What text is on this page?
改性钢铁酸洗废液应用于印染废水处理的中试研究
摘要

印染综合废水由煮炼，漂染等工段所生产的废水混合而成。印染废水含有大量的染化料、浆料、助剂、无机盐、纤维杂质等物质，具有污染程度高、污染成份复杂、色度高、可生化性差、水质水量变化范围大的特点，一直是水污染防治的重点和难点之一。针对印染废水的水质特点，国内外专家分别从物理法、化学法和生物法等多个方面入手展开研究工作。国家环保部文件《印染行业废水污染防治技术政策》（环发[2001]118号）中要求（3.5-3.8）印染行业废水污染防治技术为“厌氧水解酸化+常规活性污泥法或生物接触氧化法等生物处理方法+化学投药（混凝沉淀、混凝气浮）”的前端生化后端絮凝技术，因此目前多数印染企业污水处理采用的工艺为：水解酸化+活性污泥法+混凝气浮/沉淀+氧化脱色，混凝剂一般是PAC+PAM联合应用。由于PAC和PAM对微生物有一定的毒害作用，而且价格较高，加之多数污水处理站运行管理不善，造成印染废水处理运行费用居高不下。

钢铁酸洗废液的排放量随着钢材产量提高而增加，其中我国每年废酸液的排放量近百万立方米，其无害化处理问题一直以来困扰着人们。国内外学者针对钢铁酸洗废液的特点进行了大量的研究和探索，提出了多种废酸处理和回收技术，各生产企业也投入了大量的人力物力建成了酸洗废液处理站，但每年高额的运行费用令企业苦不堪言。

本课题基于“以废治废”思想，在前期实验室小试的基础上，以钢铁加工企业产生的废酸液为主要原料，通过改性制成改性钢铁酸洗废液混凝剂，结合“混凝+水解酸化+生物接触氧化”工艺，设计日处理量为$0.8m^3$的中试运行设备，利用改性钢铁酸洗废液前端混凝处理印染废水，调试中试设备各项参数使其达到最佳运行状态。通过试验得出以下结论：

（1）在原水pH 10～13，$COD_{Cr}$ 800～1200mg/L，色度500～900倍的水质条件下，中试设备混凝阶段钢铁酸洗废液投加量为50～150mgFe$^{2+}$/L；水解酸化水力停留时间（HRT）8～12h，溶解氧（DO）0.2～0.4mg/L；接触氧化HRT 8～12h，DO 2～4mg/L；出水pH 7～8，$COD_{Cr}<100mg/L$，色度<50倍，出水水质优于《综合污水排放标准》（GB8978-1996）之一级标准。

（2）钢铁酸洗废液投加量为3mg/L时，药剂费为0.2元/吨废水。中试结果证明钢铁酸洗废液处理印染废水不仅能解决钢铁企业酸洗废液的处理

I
****************************************
### Aim of the exercise
Make an exact copy of the data above.

### Exercise result
What text is on this page?
改性钢铁酸洗废液应用于印染废水处理的中试研究
摘要

印染综合废水由煮炼，漂染等工段所生产的废水混合而成。印染废水含有大量的染化料、浆料、助剂、无机盐、纤维杂质等物质，具有污染程度高、污染成份复杂、色度高、可生化性差、水质水量变化范围大的特点，一直是水污染防治的重点和难点之一。针对印染废水的水质特点，国内外专家分别从物理法、化学法和生物法等多个方面入手展开研究工作。国家环保部文件《印染行业废水污染防治技术政策》（环发[2001]118号）中要求（3.5-3.8）印染行业废水污染防治技术为“厌氧水解酸化+常规活性污泥法或生物接触氧化法等生物处理方法+化学投药（混凝沉淀、混凝气浮）”的前端生化后端絮凝技术，因此目前多数印染企业污水处理采用的工艺为：水解酸化+活性污泥法+混凝气浮/沉淀+氧化脱色，混凝剂一般是PAC+PAM联合应用。由于PAC和PAM对微生物有一定的毒害作用，而且价格较高，加之多数污水处理站运行管理不善，造成印染废水处理运行费用居高不下。

钢铁酸洗废液的排放量随着钢材产量提高而增加，其中我国每年废酸液的排放量近百万立方米，其无害化处理问题一直以来困扰着人们。国内外学者针对钢铁酸洗废液的特点进行了大量的研究和探索，提出了多种废酸处理和回收技术，各生产企业也投入了大量的人力物力建成了酸洗废液处理站，但每年高额的运行费用令企业苦不堪言。

本课题基于“以废治废”思想，在前期实验室小试的基础上，以钢铁加工企业产生的废酸液为主要原料，通过改性制成改性钢铁酸洗废液混凝剂，结合“混凝+水解酸化+生物接触氧化”工艺，设计日处理量为$0.8m^3$的中试运行设备，利用改性钢铁酸洗废液前端混凝处理印染废水，调试中试设备各项参数使其达到最佳运行状态。通过试验得出以下结论：

（1）在原水pH 10～13，$COD_{Cr}$ 800～1200mg/L，色度500～900倍的水质条件下，中试设备混凝阶段钢铁酸洗废液投加量为50～150mgFe$^{2+}$/L；水解酸化水力停留时间（HRT）8～12h，溶解氧（DO）0.2～0.4mg/L；接触氧化HRT 8～12h，DO 2～4mg/L；出水pH 7～8，$COD_{Cr}<100mg/L$，色度<50倍，出水水质优于《综合污水排放标准》（GB8978-1996）之一级标准。

（2）钢铁酸洗废液投加量为3mg/L时，药剂费为0.2元/吨废水。中试结果证明钢铁酸洗废液处理印染废水不仅能解决钢铁企业酸洗废液的处理

I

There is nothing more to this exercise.